** Information given **
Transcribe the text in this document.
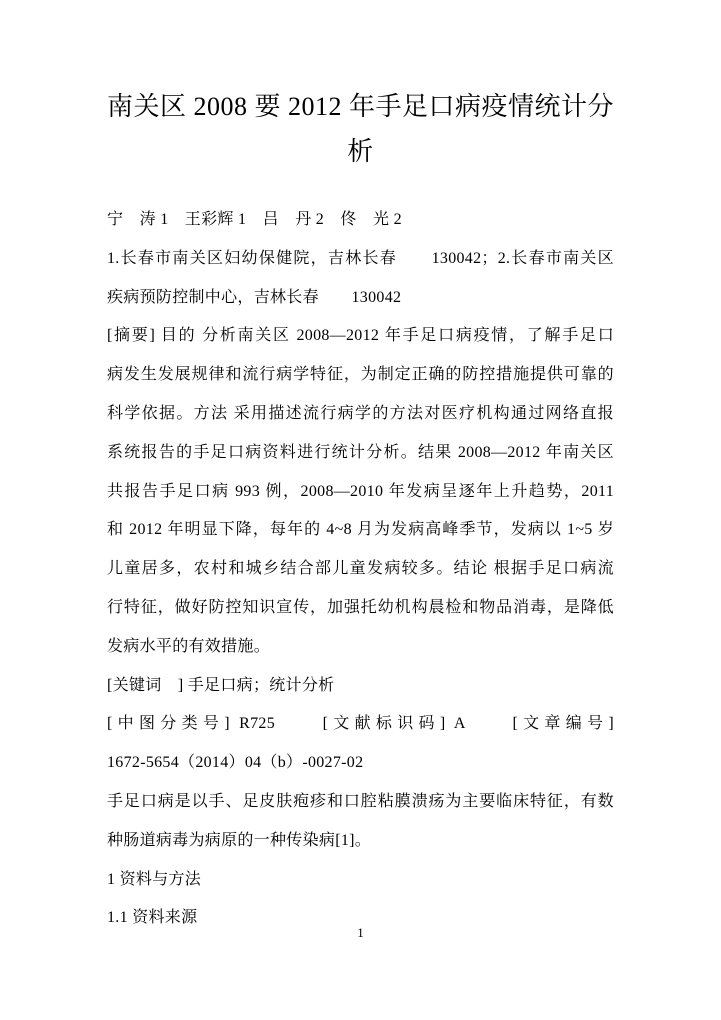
南关区 2008 要 2012 年手足口病疫情统计分
析
宁　涛 1　王彩辉 1　吕　丹 2　佟　光 2
1.长春市南关区妇幼保健院，吉林长春　　130042；2.长春市南关区
疾病预防控制中心，吉林长春　　130042
[摘要] 目的 分析南关区 2008—2012 年手足口病疫情，了解手足口
病发生发展规律和流行病学特征，为制定正确的防控措施提供可靠的
科学依据。方法 采用描述流行病学的方法对医疗机构通过网络直报
系统报告的手足口病资料进行统计分析。结果 2008—2012 年南关区
共报告手足口病 993 例，2008—2010 年发病呈逐年上升趋势，2011
和 2012 年明显下降，每年的 4~8 月为发病高峰季节，发病以 1~5 岁
儿童居多，农村和城乡结合部儿童发病较多。结论 根据手足口病流
行特征，做好防控知识宣传，加强托幼机构晨检和物品消毒，是降低
发病水平的有效措施。
[关键词　] 手足口病；统计分析
[中图分类号] R725　　[文献标识码] A　　[文章编号]
1672-5654（2014）04（b）-0027-02
手足口病是以手、足皮肤疱疹和口腔粘膜溃疡为主要临床特征，有数
种肠道病毒为病原的一种传染病[1]。
1 资料与方法
1.1 资料来源
1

** Objective **
The pictures should not appear in the copy; every other part of the records above must be returned exactly.

** Result of the task **
Transcribe the text in this document.
南关区 2008 要 2012 年手足口病疫情统计分
析
宁　涛 1　王彩辉 1　吕　丹 2　佟　光 2
1.长春市南关区妇幼保健院，吉林长春　　130042；2.长春市南关区
疾病预防控制中心，吉林长春　　130042
[摘要] 目的 分析南关区 2008—2012 年手足口病疫情，了解手足口
病发生发展规律和流行病学特征，为制定正确的防控措施提供可靠的
科学依据。方法 采用描述流行病学的方法对医疗机构通过网络直报
系统报告的手足口病资料进行统计分析。结果 2008—2012 年南关区
共报告手足口病 993 例，2008—2010 年发病呈逐年上升趋势，2011
和 2012 年明显下降，每年的 4~8 月为发病高峰季节，发病以 1~5 岁
儿童居多，农村和城乡结合部儿童发病较多。结论 根据手足口病流
行特征，做好防控知识宣传，加强托幼机构晨检和物品消毒，是降低
发病水平的有效措施。
[关键词　] 手足口病；统计分析
[中图分类号] R725　　[文献标识码] A　　[文章编号]
1672-5654（2014）04（b）-0027-02
手足口病是以手、足皮肤疱疹和口腔粘膜溃疡为主要临床特征，有数
种肠道病毒为病原的一种传染病[1]。
1 资料与方法
1.1 资料来源
1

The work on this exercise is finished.